**PAGE TEXT**
++++++++

OK so maybe life saving is a little stretch but in this article I will illustrate an occurrence of where using type of() helped solve a real world problem.
The Problem
I wanted to display a data source within a repeat control – relatively simple situation I guess but my brain was asleep that particular morning. I wanted to display the repeat control value within a computed text control……seemed simple
<xp:this.data> <xp:dominoView var="viewSortOrder" viewName="vwSortOrder"></xp:dominoView> </xp:this.data> <xp:repeat var="repeatSortOrder" id="repeat1" value="#{viewSortOrder}" disableOutputTag="true"> <xp:text tagName="li" escape="false" disableTheme="true"> <xp:this.value><![CDATA[#{javascript:var temp="" temp=temp+repeatSortOrder.title //here is the repeat ....... </xp:text> </xp:repeat>
Unfortunately this created an error 500 – one of the most useless errors known to XPages but I knew something was wrong…but what?
The answer
Then to my rescue comes “Super TroyReimer” who is of course one of the smartest people I know and he says “oo I dunno let’s find out”
“Why don’t we start by finding the typeof for the repeatSortOrder”?
“errrrrr ok *shaking head and humoring MrSmartGuy*”
so I ran a quick print to the screen and look what came back?
println(typeof(repeatSortOrder))
Oh well DUH Marky……
The repeat control in this context is running a notesViewNavigator in the Java code (I knew that) and therefore in the computed context it is returning a notesview entry every time the repeat cycles….
So in that case the solution is not repeatSortOrder.title is it repeatSortOrder.getColumnValue(‘title’)
<xp:this.data> <xp:dominoView var="viewSortOrder" viewName="vwSortOrder"></xp:dominoView> </xp:this.data> <xp:repeat var="repeatSortOrder" id="repeat1" value="#{viewSortOrder}" disableOutputTag="true"> <xp:text tagName="li" escape="false" disableTheme="true"> <xp:this.value><![CDATA[#{javascript:var temp="" temp=temp+repeatSortOrder.getColumnValue('title') //here is the repeat ....... </xp:text> </xp:repeat>
and that works just fine
Conclusion
Troy Reimer is a very smart person
We all have brain farts and I hope you are as lucky to work with some really smart people like I am
typeof() is a very smart way of figuring out why your object is not what you think it is in SSJS
Hi,
good tip – I have also learned the hard way to use typeof during debugging to understand what is going on (and wrong, mostly).

++++++++

**EXTRACTED ENTRIES**

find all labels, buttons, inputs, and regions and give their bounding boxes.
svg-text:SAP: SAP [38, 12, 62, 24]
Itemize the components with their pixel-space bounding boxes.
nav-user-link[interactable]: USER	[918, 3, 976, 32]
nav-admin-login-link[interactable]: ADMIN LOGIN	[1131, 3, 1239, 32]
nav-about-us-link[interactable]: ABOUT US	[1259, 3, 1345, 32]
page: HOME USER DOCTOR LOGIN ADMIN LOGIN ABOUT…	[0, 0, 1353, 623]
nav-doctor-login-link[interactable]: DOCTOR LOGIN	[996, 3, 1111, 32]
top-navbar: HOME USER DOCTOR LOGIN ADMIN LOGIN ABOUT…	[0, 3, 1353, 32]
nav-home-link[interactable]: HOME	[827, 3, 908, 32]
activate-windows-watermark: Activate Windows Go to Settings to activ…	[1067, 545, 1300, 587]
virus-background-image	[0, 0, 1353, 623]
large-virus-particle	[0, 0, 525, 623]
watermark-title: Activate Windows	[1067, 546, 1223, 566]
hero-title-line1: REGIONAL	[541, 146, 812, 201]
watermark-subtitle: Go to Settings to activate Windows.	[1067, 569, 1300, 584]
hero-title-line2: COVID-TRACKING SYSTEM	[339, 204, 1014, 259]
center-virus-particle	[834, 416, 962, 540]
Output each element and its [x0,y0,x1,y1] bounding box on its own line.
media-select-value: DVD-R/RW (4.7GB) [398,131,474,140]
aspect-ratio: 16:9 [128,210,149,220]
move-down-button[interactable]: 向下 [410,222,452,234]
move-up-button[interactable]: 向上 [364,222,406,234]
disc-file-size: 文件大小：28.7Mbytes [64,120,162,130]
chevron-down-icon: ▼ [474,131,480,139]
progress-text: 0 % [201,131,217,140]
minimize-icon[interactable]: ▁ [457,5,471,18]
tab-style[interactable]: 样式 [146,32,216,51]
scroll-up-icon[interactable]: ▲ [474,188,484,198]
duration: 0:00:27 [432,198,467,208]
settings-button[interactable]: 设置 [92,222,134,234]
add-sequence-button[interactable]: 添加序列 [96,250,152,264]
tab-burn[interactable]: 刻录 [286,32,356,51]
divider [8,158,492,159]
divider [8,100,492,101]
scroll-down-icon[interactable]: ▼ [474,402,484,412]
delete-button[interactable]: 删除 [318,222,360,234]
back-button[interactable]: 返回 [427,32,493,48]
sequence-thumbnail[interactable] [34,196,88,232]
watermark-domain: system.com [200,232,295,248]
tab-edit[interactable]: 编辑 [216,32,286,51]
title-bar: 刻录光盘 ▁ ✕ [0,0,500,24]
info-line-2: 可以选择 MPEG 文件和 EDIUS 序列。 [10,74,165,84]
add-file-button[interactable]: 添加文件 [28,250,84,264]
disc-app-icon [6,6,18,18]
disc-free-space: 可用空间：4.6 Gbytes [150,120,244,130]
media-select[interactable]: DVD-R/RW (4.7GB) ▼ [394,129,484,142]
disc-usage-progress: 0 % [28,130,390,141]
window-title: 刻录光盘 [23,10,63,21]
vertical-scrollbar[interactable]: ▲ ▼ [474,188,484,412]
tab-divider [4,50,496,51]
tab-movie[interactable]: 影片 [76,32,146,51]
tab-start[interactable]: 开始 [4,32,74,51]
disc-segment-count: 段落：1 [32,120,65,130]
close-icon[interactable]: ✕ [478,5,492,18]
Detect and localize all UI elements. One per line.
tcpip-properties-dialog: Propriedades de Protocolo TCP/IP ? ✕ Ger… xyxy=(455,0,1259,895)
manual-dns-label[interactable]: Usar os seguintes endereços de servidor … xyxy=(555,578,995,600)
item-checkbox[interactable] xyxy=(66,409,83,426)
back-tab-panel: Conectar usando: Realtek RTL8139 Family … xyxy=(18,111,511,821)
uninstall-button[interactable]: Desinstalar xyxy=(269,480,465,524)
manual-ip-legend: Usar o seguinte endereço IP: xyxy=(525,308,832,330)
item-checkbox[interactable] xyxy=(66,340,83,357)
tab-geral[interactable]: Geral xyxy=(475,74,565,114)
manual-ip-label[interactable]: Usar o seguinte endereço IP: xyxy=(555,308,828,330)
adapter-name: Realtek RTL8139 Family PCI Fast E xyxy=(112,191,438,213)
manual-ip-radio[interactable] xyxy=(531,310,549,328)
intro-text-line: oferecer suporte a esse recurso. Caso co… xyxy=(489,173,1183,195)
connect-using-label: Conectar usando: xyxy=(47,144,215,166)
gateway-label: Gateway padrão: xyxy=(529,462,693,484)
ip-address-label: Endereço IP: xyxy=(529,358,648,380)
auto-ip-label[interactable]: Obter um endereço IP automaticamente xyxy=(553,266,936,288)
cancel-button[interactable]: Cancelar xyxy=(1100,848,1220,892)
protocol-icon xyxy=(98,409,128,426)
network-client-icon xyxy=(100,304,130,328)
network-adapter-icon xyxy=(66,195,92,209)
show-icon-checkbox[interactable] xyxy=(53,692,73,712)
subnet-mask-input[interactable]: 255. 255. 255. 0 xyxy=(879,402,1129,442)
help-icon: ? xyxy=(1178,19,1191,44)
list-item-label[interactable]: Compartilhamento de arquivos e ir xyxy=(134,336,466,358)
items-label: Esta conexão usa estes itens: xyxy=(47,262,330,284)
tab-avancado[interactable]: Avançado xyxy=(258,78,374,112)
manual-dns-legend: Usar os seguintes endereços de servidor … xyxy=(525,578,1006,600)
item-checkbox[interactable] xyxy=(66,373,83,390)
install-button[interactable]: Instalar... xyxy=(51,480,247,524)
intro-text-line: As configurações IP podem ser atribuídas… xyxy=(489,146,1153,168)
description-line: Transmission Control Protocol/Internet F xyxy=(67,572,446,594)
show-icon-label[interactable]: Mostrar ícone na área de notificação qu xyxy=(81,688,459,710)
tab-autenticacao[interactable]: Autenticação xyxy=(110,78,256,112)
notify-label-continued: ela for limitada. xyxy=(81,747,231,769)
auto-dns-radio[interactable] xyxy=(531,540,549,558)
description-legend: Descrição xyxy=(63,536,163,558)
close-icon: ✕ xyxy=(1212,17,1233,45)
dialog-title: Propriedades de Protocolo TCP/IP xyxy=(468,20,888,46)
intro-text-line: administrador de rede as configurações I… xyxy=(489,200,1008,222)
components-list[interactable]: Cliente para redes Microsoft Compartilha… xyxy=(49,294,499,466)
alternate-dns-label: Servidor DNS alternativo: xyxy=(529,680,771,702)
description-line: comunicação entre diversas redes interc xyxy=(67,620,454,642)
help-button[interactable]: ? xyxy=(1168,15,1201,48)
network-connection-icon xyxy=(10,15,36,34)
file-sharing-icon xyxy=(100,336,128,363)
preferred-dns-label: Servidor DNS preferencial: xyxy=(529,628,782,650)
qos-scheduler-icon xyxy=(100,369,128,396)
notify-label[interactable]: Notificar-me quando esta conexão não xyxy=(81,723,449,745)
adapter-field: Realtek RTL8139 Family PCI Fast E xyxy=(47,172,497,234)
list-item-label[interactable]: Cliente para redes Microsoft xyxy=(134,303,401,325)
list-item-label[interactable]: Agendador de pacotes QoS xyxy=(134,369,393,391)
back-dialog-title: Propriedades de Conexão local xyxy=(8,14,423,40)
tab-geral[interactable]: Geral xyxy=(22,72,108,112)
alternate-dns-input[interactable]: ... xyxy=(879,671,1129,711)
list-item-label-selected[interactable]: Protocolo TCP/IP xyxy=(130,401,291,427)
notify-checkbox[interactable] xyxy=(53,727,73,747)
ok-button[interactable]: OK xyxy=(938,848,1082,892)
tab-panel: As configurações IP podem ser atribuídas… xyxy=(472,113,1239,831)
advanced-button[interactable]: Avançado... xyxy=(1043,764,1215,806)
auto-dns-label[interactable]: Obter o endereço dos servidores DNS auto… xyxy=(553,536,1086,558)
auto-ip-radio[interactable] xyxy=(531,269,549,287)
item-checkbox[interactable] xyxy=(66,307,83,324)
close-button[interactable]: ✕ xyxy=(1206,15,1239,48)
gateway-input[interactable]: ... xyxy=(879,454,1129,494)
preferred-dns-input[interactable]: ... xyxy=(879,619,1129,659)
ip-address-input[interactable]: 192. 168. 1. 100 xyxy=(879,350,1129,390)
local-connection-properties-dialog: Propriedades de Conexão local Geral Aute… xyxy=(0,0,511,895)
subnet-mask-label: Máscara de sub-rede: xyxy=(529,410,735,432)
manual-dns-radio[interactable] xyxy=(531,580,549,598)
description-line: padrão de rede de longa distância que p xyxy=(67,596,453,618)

++++++++

**TASKS AND EXERCISES**
**a.** Answer these from the typeof() article, one line each:
(i) Which error did the first version of the code produce?
(ii) In the Java code, what is the repeat control running?
(iii) Which expression replaced repeatSortOrder.title in the working version?
**b.** Repeat the typeof() article word for word from "println(typeof(repeatSortOrder))" to "the repeat cycles….".

**SOLUTIONS PER TASK**
**a.**
(i) An error 500.
(ii) A notesViewNavigator.
(iii) repeatSortOrder.getColumnValue('title')

**b.**
println(typeof(repeatSortOrder))
Oh well DUH Marky……
The repeat control in this context is running a notesViewNavigator in the Java code (I knew that) and therefore in the computed context it is returning a notesview entry every time the repeat cycles….